Rewrite the lines of every item below as a single numbered list, omitting any blank lines.

** Start of SOURCE RECORDS **

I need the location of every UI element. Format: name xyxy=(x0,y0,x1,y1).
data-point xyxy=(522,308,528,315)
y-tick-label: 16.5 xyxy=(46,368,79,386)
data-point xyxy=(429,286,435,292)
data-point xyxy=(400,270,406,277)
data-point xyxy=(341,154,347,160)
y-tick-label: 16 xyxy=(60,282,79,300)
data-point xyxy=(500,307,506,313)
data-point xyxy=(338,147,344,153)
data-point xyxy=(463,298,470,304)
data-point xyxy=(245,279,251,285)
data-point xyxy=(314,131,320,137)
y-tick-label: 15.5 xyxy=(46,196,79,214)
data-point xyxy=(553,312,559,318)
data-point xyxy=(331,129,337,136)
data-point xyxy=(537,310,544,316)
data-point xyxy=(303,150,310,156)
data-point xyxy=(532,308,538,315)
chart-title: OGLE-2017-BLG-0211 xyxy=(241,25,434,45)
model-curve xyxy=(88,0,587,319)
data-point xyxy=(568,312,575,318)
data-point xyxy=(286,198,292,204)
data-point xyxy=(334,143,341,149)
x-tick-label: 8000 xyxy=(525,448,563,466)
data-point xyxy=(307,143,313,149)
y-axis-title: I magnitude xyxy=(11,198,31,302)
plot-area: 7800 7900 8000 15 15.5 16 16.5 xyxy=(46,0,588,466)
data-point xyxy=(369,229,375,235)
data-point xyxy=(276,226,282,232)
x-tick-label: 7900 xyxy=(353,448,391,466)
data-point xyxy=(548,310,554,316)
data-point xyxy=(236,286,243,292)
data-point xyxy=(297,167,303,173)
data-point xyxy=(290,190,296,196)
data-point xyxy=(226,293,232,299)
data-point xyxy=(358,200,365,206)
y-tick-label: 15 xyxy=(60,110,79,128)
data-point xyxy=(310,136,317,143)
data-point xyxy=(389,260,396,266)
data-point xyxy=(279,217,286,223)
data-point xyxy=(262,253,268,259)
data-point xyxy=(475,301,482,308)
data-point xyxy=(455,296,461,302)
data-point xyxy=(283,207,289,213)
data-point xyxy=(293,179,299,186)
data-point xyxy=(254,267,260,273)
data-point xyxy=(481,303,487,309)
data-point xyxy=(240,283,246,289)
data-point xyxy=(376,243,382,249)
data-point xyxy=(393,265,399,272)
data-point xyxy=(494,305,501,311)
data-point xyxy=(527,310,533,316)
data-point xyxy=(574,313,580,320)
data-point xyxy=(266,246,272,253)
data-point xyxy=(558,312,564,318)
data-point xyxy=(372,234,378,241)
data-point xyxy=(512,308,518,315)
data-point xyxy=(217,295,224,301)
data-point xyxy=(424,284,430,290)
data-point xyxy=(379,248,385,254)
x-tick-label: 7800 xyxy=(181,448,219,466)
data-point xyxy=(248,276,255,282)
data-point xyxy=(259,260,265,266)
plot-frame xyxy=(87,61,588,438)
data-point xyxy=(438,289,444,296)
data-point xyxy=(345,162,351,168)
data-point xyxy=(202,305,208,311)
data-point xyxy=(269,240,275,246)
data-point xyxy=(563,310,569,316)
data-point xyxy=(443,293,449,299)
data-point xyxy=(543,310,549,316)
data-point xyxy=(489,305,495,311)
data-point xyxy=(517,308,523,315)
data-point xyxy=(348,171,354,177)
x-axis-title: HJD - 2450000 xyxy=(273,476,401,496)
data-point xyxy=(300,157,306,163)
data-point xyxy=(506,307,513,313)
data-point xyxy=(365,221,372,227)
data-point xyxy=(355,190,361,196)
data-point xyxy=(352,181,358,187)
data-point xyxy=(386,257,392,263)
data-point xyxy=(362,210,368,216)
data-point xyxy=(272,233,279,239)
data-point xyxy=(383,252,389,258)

** End of SOURCE RECORDS **

> FINISHED EXERCISE:
1. I need the location of every UI element. Format: name xyxy=(x0,y0,x1,y1).
2. data-point xyxy=(522,308,528,315)
3. y-tick-label: 16.5 xyxy=(46,368,79,386)
4. data-point xyxy=(429,286,435,292)
5. data-point xyxy=(400,270,406,277)
6. data-point xyxy=(341,154,347,160)
7. y-tick-label: 16 xyxy=(60,282,79,300)
8. data-point xyxy=(500,307,506,313)
9. data-point xyxy=(338,147,344,153)
10. data-point xyxy=(463,298,470,304)
11. data-point xyxy=(245,279,251,285)
12. data-point xyxy=(314,131,320,137)
13. y-tick-label: 15.5 xyxy=(46,196,79,214)
14. data-point xyxy=(553,312,559,318)
15. data-point xyxy=(331,129,337,136)
16. data-point xyxy=(537,310,544,316)
17. data-point xyxy=(303,150,310,156)
18. data-point xyxy=(532,308,538,315)
19. chart-title: OGLE-2017-BLG-0211 xyxy=(241,25,434,45)
20. model-curve xyxy=(88,0,587,319)
21. data-point xyxy=(568,312,575,318)
22. data-point xyxy=(286,198,292,204)
23. data-point xyxy=(334,143,341,149)
24. x-tick-label: 8000 xyxy=(525,448,563,466)
25. data-point xyxy=(307,143,313,149)
26. y-axis-title: I magnitude xyxy=(11,198,31,302)
27. plot-area: 7800 7900 8000 15 15.5 16 16.5 xyxy=(46,0,588,466)
28. data-point xyxy=(369,229,375,235)
29. data-point xyxy=(276,226,282,232)
30. x-tick-label: 7900 xyxy=(353,448,391,466)
31. data-point xyxy=(548,310,554,316)
32. data-point xyxy=(236,286,243,292)
33. data-point xyxy=(297,167,303,173)
34. data-point xyxy=(290,190,296,196)
35. data-point xyxy=(226,293,232,299)
36. data-point xyxy=(358,200,365,206)
37. y-tick-label: 15 xyxy=(60,110,79,128)
38. data-point xyxy=(310,136,317,143)
39. data-point xyxy=(389,260,396,266)
40. data-point xyxy=(279,217,286,223)
41. data-point xyxy=(262,253,268,259)
42. data-point xyxy=(475,301,482,308)
43. data-point xyxy=(455,296,461,302)
44. data-point xyxy=(283,207,289,213)
45. data-point xyxy=(293,179,299,186)
46. data-point xyxy=(254,267,260,273)
47. data-point xyxy=(481,303,487,309)
48. data-point xyxy=(240,283,246,289)
49. data-point xyxy=(376,243,382,249)
50. data-point xyxy=(393,265,399,272)
51. data-point xyxy=(494,305,501,311)
52. data-point xyxy=(527,310,533,316)
53. data-point xyxy=(574,313,580,320)
54. data-point xyxy=(266,246,272,253)
55. data-point xyxy=(558,312,564,318)
56. data-point xyxy=(372,234,378,241)
57. data-point xyxy=(512,308,518,315)
58. data-point xyxy=(217,295,224,301)
59. data-point xyxy=(424,284,430,290)
60. data-point xyxy=(379,248,385,254)
61. x-tick-label: 7800 xyxy=(181,448,219,466)
62. data-point xyxy=(248,276,255,282)
63. data-point xyxy=(259,260,265,266)
64. plot-frame xyxy=(87,61,588,438)
65. data-point xyxy=(438,289,444,296)
66. data-point xyxy=(345,162,351,168)
67. data-point xyxy=(202,305,208,311)
68. data-point xyxy=(269,240,275,246)
69. data-point xyxy=(563,310,569,316)
70. data-point xyxy=(443,293,449,299)
71. data-point xyxy=(543,310,549,316)
72. data-point xyxy=(489,305,495,311)
73. data-point xyxy=(517,308,523,315)
74. data-point xyxy=(348,171,354,177)
75. x-axis-title: HJD - 2450000 xyxy=(273,476,401,496)
76. data-point xyxy=(300,157,306,163)
77. data-point xyxy=(506,307,513,313)
78. data-point xyxy=(365,221,372,227)
79. data-point xyxy=(355,190,361,196)
80. data-point xyxy=(352,181,358,187)
81. data-point xyxy=(386,257,392,263)
82. data-point xyxy=(362,210,368,216)
83. data-point xyxy=(272,233,279,239)
84. data-point xyxy=(383,252,389,258)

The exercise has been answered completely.